§ **Aim**
The entries below should be transcribed in their entirety, exactly as written.

§ **Given records**
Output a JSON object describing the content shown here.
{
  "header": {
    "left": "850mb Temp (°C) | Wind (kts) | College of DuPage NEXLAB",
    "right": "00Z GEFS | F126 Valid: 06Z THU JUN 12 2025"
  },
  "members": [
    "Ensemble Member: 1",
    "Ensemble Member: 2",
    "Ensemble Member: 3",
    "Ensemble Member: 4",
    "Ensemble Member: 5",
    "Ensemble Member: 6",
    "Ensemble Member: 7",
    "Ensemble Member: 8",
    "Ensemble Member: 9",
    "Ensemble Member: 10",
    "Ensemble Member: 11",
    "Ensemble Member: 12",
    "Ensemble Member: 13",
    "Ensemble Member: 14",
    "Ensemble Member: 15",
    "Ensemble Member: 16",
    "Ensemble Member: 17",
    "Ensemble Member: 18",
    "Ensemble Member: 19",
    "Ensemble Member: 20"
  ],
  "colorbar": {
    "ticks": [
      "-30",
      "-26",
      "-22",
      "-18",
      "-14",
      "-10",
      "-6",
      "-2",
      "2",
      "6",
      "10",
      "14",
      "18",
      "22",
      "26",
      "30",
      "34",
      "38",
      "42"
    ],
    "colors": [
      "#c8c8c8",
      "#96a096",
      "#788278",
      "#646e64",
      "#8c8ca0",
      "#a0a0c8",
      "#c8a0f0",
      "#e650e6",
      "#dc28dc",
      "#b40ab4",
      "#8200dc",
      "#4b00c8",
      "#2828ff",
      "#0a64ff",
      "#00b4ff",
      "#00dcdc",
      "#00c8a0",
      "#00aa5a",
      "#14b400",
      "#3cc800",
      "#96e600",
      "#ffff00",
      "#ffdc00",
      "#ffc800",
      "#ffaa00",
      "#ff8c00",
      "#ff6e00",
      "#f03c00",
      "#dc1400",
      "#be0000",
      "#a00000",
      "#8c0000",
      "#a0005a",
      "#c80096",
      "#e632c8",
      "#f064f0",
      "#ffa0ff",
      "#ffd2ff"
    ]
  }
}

§ **Answer below**
Output a JSON object describing the content shown here.
{
  "header": {
    "left": "850mb Temp (°C) | Wind (kts) | College of DuPage NEXLAB",
    "right": "00Z GEFS | F126 Valid: 06Z THU JUN 12 2025"
  },
  "members": [
    "Ensemble Member: 1",
    "Ensemble Member: 2",
    "Ensemble Member: 3",
    "Ensemble Member: 4",
    "Ensemble Member: 5",
    "Ensemble Member: 6",
    "Ensemble Member: 7",
    "Ensemble Member: 8",
    "Ensemble Member: 9",
    "Ensemble Member: 10",
    "Ensemble Member: 11",
    "Ensemble Member: 12",
    "Ensemble Member: 13",
    "Ensemble Member: 14",
    "Ensemble Member: 15",
    "Ensemble Member: 16",
    "Ensemble Member: 17",
    "Ensemble Member: 18",
    "Ensemble Member: 19",
    "Ensemble Member: 20"
  ],
  "colorbar": {
    "ticks": [
      "-30",
      "-26",
      "-22",
      "-18",
      "-14",
      "-10",
      "-6",
      "-2",
      "2",
      "6",
      "10",
      "14",
      "18",
      "22",
      "26",
      "30",
      "34",
      "38",
      "42"
    ],
    "colors": [
      "#c8c8c8",
      "#96a096",
      "#788278",
      "#646e64",
      "#8c8ca0",
      "#a0a0c8",
      "#c8a0f0",
      "#e650e6",
      "#dc28dc",
      "#b40ab4",
      "#8200dc",
      "#4b00c8",
      "#2828ff",
      "#0a64ff",
      "#00b4ff",
      "#00dcdc",
      "#00c8a0",
      "#00aa5a",
      "#14b400",
      "#3cc800",
      "#96e600",
      "#ffff00",
      "#ffdc00",
      "#ffc800",
      "#ffaa00",
      "#ff8c00",
      "#ff6e00",
      "#f03c00",
      "#dc1400",
      "#be0000",
      "#a00000",
      "#8c0000",
      "#a0005a",
      "#c80096",
      "#e632c8",
      "#f064f0",
      "#ffa0ff",
      "#ffd2ff"
    ]
  }
}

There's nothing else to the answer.